What you are asked to do>
Give the data a second time, exactly and in full.

Records shown>
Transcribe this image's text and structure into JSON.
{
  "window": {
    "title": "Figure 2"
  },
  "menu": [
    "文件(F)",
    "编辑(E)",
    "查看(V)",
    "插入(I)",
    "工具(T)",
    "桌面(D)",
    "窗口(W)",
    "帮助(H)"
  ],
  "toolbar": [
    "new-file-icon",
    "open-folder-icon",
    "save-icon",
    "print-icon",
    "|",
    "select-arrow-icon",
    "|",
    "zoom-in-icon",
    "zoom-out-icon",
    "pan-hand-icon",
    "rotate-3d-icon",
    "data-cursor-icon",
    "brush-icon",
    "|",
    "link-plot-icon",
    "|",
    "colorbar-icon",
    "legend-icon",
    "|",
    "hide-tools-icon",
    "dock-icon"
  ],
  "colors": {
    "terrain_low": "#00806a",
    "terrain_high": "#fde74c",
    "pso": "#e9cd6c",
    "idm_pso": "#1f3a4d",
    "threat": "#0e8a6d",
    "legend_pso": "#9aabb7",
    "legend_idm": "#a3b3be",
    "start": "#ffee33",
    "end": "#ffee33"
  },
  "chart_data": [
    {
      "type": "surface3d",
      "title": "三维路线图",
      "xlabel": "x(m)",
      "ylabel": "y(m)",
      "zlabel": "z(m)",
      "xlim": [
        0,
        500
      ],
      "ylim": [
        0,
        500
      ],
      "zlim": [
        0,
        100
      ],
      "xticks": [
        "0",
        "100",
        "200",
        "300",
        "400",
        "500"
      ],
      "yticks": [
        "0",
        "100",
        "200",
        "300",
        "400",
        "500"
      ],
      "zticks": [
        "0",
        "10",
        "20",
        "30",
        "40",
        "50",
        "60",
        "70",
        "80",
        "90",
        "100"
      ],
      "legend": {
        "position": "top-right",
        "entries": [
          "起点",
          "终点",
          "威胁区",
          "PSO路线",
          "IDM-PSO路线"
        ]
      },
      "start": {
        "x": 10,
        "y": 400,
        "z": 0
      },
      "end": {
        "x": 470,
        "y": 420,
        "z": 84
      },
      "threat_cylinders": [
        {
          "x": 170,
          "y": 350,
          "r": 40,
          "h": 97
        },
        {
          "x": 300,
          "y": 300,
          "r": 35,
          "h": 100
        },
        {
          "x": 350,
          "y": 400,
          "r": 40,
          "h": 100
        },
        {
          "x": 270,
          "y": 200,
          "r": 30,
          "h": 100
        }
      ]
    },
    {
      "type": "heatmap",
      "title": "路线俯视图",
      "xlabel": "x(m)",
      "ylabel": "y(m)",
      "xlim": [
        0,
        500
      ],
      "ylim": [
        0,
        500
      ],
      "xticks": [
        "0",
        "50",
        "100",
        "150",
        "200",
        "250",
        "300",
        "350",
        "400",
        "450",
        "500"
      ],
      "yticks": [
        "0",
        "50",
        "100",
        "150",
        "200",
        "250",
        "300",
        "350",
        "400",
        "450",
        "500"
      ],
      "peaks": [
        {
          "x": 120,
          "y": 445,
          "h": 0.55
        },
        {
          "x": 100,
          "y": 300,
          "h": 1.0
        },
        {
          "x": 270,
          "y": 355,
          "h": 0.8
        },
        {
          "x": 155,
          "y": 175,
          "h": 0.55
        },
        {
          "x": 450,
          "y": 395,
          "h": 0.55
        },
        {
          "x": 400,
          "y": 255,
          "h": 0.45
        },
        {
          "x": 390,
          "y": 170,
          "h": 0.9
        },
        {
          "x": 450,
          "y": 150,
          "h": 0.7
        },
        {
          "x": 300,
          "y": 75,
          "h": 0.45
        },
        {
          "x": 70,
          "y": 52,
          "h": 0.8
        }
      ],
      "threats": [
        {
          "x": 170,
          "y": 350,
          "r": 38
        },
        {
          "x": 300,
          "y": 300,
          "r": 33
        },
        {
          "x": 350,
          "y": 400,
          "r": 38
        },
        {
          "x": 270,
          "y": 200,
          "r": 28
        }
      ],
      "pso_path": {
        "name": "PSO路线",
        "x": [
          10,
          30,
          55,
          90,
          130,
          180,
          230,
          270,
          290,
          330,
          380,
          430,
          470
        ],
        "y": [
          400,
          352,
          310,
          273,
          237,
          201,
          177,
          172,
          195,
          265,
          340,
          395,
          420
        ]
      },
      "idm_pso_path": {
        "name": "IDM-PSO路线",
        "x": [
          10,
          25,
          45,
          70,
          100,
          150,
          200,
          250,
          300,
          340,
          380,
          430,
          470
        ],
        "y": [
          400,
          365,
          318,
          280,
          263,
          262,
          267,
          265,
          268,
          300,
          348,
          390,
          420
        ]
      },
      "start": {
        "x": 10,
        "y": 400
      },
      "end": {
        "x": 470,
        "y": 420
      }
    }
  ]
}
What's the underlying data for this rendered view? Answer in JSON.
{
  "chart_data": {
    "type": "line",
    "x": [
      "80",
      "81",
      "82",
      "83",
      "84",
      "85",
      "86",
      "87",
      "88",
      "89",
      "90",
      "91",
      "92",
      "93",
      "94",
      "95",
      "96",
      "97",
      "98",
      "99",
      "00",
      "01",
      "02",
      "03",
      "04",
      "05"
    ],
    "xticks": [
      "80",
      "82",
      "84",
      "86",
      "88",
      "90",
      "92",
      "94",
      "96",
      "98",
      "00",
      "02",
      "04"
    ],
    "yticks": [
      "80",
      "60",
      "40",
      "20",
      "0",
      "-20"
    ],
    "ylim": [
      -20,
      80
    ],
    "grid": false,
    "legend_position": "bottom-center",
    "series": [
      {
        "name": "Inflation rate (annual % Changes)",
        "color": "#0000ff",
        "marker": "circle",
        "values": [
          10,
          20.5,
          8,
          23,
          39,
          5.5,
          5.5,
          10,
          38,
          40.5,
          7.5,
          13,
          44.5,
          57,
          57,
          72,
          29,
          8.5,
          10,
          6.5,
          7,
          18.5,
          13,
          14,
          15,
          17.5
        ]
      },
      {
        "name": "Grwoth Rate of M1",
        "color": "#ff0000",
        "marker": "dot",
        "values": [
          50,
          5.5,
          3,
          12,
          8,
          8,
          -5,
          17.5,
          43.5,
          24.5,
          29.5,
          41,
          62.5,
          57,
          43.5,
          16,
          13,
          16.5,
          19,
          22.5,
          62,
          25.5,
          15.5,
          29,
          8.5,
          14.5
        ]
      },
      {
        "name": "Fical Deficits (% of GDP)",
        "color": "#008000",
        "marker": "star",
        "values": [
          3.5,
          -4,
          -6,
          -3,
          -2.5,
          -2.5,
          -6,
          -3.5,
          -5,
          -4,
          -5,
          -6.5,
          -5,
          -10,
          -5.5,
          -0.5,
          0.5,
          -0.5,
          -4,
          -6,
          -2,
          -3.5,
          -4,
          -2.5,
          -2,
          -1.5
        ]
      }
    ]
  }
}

Exercise solution>
Transcribe this image's text and structure into JSON.
{
  "window": {
    "title": "Figure 2"
  },
  "menu": [
    "文件(F)",
    "编辑(E)",
    "查看(V)",
    "插入(I)",
    "工具(T)",
    "桌面(D)",
    "窗口(W)",
    "帮助(H)"
  ],
  "toolbar": [
    "new-file-icon",
    "open-folder-icon",
    "save-icon",
    "print-icon",
    "|",
    "select-arrow-icon",
    "|",
    "zoom-in-icon",
    "zoom-out-icon",
    "pan-hand-icon",
    "rotate-3d-icon",
    "data-cursor-icon",
    "brush-icon",
    "|",
    "link-plot-icon",
    "|",
    "colorbar-icon",
    "legend-icon",
    "|",
    "hide-tools-icon",
    "dock-icon"
  ],
  "colors": {
    "terrain_low": "#00806a",
    "terrain_high": "#fde74c",
    "pso": "#e9cd6c",
    "idm_pso": "#1f3a4d",
    "threat": "#0e8a6d",
    "legend_pso": "#9aabb7",
    "legend_idm": "#a3b3be",
    "start": "#ffee33",
    "end": "#ffee33"
  },
  "chart_data": [
    {
      "type": "surface3d",
      "title": "三维路线图",
      "xlabel": "x(m)",
      "ylabel": "y(m)",
      "zlabel": "z(m)",
      "xlim": [
        0,
        500
      ],
      "ylim": [
        0,
        500
      ],
      "zlim": [
        0,
        100
      ],
      "xticks": [
        "0",
        "100",
        "200",
        "300",
        "400",
        "500"
      ],
      "yticks": [
        "0",
        "100",
        "200",
        "300",
        "400",
        "500"
      ],
      "zticks": [
        "0",
        "10",
        "20",
        "30",
        "40",
        "50",
        "60",
        "70",
        "80",
        "90",
        "100"
      ],
      "legend": {
        "position": "top-right",
        "entries": [
          "起点",
          "终点",
          "威胁区",
          "PSO路线",
          "IDM-PSO路线"
        ]
      },
      "start": {
        "x": 10,
        "y": 400,
        "z": 0
      },
      "end": {
        "x": 470,
        "y": 420,
        "z": 84
      },
      "threat_cylinders": [
        {
          "x": 170,
          "y": 350,
          "r": 40,
          "h": 97
        },
        {
          "x": 300,
          "y": 300,
          "r": 35,
          "h": 100
        },
        {
          "x": 350,
          "y": 400,
          "r": 40,
          "h": 100
        },
        {
          "x": 270,
          "y": 200,
          "r": 30,
          "h": 100
        }
      ]
    },
    {
      "type": "heatmap",
      "title": "路线俯视图",
      "xlabel": "x(m)",
      "ylabel": "y(m)",
      "xlim": [
        0,
        500
      ],
      "ylim": [
        0,
        500
      ],
      "xticks": [
        "0",
        "50",
        "100",
        "150",
        "200",
        "250",
        "300",
        "350",
        "400",
        "450",
        "500"
      ],
      "yticks": [
        "0",
        "50",
        "100",
        "150",
        "200",
        "250",
        "300",
        "350",
        "400",
        "450",
        "500"
      ],
      "peaks": [
        {
          "x": 120,
          "y": 445,
          "h": 0.55
        },
        {
          "x": 100,
          "y": 300,
          "h": 1.0
        },
        {
          "x": 270,
          "y": 355,
          "h": 0.8
        },
        {
          "x": 155,
          "y": 175,
          "h": 0.55
        },
        {
          "x": 450,
          "y": 395,
          "h": 0.55
        },
        {
          "x": 400,
          "y": 255,
          "h": 0.45
        },
        {
          "x": 390,
          "y": 170,
          "h": 0.9
        },
        {
          "x": 450,
          "y": 150,
          "h": 0.7
        },
        {
          "x": 300,
          "y": 75,
          "h": 0.45
        },
        {
          "x": 70,
          "y": 52,
          "h": 0.8
        }
      ],
      "threats": [
        {
          "x": 170,
          "y": 350,
          "r": 38
        },
        {
          "x": 300,
          "y": 300,
          "r": 33
        },
        {
          "x": 350,
          "y": 400,
          "r": 38
        },
        {
          "x": 270,
          "y": 200,
          "r": 28
        }
      ],
      "pso_path": {
        "name": "PSO路线",
        "x": [
          10,
          30,
          55,
          90,
          130,
          180,
          230,
          270,
          290,
          330,
          380,
          430,
          470
        ],
        "y": [
          400,
          352,
          310,
          273,
          237,
          201,
          177,
          172,
          195,
          265,
          340,
          395,
          420
        ]
      },
      "idm_pso_path": {
        "name": "IDM-PSO路线",
        "x": [
          10,
          25,
          45,
          70,
          100,
          150,
          200,
          250,
          300,
          340,
          380,
          430,
          470
        ],
        "y": [
          400,
          365,
          318,
          280,
          263,
          262,
          267,
          265,
          268,
          300,
          348,
          390,
          420
        ]
      },
      "start": {
        "x": 10,
        "y": 400
      },
      "end": {
        "x": 470,
        "y": 420
      }
    }
  ]
}
What's the underlying data for this rendered view? Answer in JSON.
{
  "chart_data": {
    "type": "line",
    "x": [
      "80",
      "81",
      "82",
      "83",
      "84",
      "85",
      "86",
      "87",
      "88",
      "89",
      "90",
      "91",
      "92",
      "93",
      "94",
      "95",
      "96",
      "97",
      "98",
      "99",
      "00",
      "01",
      "02",
      "03",
      "04",
      "05"
    ],
    "xticks": [
      "80",
      "82",
      "84",
      "86",
      "88",
      "90",
      "92",
      "94",
      "96",
      "98",
      "00",
      "02",
      "04"
    ],
    "yticks": [
      "80",
      "60",
      "40",
      "20",
      "0",
      "-20"
    ],
    "ylim": [
      -20,
      80
    ],
    "grid": false,
    "legend_position": "bottom-center",
    "series": [
      {
        "name": "Inflation rate (annual % Changes)",
        "color": "#0000ff",
        "marker": "circle",
        "values": [
          10,
          20.5,
          8,
          23,
          39,
          5.5,
          5.5,
          10,
          38,
          40.5,
          7.5,
          13,
          44.5,
          57,
          57,
          72,
          29,
          8.5,
          10,
          6.5,
          7,
          18.5,
          13,
          14,
          15,
          17.5
        ]
      },
      {
        "name": "Grwoth Rate of M1",
        "color": "#ff0000",
        "marker": "dot",
        "values": [
          50,
          5.5,
          3,
          12,
          8,
          8,
          -5,
          17.5,
          43.5,
          24.5,
          29.5,
          41,
          62.5,
          57,
          43.5,
          16,
          13,
          16.5,
          19,
          22.5,
          62,
          25.5,
          15.5,
          29,
          8.5,
          14.5
        ]
      },
      {
        "name": "Fical Deficits (% of GDP)",
        "color": "#008000",
        "marker": "star",
        "values": [
          3.5,
          -4,
          -6,
          -3,
          -2.5,
          -2.5,
          -6,
          -3.5,
          -5,
          -4,
          -5,
          -6.5,
          -5,
          -10,
          -5.5,
          -0.5,
          0.5,
          -0.5,
          -4,
          -6,
          -2,
          -3.5,
          -4,
          -2.5,
          -2,
          -1.5
        ]
      }
    ]
  }
}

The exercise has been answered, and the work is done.